──────── Supplied records ────────
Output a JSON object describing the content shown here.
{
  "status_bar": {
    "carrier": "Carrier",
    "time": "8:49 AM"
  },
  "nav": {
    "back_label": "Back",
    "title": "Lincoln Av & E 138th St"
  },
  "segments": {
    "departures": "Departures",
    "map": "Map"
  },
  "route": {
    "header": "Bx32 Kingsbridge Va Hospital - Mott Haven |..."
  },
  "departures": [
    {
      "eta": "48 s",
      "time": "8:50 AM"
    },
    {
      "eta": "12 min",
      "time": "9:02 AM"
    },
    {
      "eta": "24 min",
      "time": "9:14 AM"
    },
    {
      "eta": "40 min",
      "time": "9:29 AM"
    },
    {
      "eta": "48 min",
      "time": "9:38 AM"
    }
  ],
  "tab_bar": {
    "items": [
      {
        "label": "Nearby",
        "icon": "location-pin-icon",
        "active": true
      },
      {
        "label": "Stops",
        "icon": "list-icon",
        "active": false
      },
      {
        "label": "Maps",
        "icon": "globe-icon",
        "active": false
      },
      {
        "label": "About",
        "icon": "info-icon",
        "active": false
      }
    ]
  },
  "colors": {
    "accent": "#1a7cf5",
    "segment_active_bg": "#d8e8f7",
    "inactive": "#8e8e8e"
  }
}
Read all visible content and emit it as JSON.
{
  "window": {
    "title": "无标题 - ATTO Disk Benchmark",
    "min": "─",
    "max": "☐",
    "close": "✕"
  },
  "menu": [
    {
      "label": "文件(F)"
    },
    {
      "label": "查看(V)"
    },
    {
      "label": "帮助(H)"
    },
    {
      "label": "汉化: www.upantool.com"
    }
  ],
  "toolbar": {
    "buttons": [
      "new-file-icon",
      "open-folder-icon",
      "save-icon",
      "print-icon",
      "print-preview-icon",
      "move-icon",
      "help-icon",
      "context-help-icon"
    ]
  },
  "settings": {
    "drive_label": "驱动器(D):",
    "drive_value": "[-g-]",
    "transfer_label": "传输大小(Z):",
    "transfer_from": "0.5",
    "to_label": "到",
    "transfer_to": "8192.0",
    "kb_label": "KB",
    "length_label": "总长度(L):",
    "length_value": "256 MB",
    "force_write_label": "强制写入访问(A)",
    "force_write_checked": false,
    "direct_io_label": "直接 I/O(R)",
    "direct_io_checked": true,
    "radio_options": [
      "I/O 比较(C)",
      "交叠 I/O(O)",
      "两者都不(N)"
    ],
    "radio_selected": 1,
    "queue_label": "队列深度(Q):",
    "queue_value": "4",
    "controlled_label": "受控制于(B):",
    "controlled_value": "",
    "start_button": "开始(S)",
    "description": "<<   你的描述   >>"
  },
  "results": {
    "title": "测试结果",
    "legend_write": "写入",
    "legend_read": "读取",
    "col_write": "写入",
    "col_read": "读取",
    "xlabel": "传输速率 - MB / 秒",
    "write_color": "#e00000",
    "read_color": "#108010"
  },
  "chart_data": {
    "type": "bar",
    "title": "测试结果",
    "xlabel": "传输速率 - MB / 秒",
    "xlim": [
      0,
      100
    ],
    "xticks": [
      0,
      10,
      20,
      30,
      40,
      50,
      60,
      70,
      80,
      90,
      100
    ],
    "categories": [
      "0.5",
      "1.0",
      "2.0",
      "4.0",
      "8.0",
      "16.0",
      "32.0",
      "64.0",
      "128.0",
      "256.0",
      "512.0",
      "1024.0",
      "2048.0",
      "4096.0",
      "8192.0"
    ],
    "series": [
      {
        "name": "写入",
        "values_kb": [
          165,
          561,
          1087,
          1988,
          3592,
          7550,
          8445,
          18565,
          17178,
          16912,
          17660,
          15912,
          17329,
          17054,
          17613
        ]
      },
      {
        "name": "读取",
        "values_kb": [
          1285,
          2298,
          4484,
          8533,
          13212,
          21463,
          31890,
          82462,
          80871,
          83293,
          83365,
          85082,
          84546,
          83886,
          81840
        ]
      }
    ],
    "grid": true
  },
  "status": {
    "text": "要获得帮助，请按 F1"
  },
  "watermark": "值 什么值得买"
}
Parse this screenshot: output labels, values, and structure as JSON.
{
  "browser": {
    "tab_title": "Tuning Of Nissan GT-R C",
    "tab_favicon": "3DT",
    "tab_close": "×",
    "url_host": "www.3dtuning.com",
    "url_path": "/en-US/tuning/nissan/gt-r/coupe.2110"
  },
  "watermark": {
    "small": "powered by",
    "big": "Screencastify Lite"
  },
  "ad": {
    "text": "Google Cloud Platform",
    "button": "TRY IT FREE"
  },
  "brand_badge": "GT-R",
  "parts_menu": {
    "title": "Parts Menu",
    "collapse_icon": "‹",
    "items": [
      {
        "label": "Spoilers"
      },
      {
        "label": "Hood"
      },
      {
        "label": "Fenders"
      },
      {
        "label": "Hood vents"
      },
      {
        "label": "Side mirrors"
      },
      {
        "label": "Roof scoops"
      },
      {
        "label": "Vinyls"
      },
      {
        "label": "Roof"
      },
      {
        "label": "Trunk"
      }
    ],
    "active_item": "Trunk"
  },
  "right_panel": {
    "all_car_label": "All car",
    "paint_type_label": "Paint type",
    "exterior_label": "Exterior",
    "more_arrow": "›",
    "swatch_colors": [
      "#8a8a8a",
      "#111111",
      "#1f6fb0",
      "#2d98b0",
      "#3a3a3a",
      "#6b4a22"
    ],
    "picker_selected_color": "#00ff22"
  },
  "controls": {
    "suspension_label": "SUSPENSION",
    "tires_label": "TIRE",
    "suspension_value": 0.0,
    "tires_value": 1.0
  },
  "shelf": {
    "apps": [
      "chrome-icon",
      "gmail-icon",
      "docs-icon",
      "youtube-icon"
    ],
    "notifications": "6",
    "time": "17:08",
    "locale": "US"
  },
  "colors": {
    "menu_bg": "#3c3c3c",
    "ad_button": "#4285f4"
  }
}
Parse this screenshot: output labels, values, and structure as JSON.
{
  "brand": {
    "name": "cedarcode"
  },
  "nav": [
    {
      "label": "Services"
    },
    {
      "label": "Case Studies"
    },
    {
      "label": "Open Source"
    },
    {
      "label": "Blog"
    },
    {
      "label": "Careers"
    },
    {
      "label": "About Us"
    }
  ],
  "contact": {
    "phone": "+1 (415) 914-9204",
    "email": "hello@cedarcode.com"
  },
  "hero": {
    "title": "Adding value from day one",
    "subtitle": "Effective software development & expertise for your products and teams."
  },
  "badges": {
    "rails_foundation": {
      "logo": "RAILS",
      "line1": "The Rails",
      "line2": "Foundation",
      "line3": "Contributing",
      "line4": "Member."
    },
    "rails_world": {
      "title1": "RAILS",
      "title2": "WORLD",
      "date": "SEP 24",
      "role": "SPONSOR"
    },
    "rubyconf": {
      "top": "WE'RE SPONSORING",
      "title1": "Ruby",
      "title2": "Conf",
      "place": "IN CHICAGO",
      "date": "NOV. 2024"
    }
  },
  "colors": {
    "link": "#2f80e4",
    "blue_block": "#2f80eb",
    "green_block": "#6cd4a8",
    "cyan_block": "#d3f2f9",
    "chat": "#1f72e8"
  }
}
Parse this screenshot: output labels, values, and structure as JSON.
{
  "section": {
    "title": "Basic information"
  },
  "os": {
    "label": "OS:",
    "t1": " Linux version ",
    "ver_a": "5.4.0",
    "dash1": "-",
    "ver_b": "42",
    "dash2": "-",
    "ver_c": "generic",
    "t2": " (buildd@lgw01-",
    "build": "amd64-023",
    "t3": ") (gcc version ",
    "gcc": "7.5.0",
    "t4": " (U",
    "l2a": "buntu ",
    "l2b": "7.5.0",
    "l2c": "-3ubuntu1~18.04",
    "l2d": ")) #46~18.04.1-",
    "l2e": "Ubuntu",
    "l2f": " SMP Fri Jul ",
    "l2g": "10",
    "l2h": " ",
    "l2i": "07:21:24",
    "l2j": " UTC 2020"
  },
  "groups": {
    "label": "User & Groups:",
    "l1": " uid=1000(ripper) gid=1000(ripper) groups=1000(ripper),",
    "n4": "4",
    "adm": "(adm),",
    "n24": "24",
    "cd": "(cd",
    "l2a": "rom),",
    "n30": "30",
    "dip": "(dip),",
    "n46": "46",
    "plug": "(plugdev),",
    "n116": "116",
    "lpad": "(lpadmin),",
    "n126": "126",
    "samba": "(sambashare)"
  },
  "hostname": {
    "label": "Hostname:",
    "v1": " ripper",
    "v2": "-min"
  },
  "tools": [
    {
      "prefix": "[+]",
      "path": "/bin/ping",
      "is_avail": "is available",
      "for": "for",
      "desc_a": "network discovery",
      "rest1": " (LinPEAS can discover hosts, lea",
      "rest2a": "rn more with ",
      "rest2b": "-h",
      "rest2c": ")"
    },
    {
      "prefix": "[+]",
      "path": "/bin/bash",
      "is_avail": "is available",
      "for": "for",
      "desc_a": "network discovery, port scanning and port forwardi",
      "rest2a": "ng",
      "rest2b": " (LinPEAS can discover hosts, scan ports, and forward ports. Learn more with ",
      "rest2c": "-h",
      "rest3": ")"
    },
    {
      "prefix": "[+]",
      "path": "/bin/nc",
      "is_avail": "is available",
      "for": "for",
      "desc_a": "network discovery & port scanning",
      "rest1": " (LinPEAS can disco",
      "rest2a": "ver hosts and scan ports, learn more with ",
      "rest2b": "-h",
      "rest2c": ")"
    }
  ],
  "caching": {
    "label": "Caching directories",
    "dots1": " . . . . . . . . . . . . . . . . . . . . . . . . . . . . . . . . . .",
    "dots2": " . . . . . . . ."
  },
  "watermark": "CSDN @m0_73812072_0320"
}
────────
Reply with one number: the count of lines in the entries that include the word "cedarcode".

# Solution to this problem
2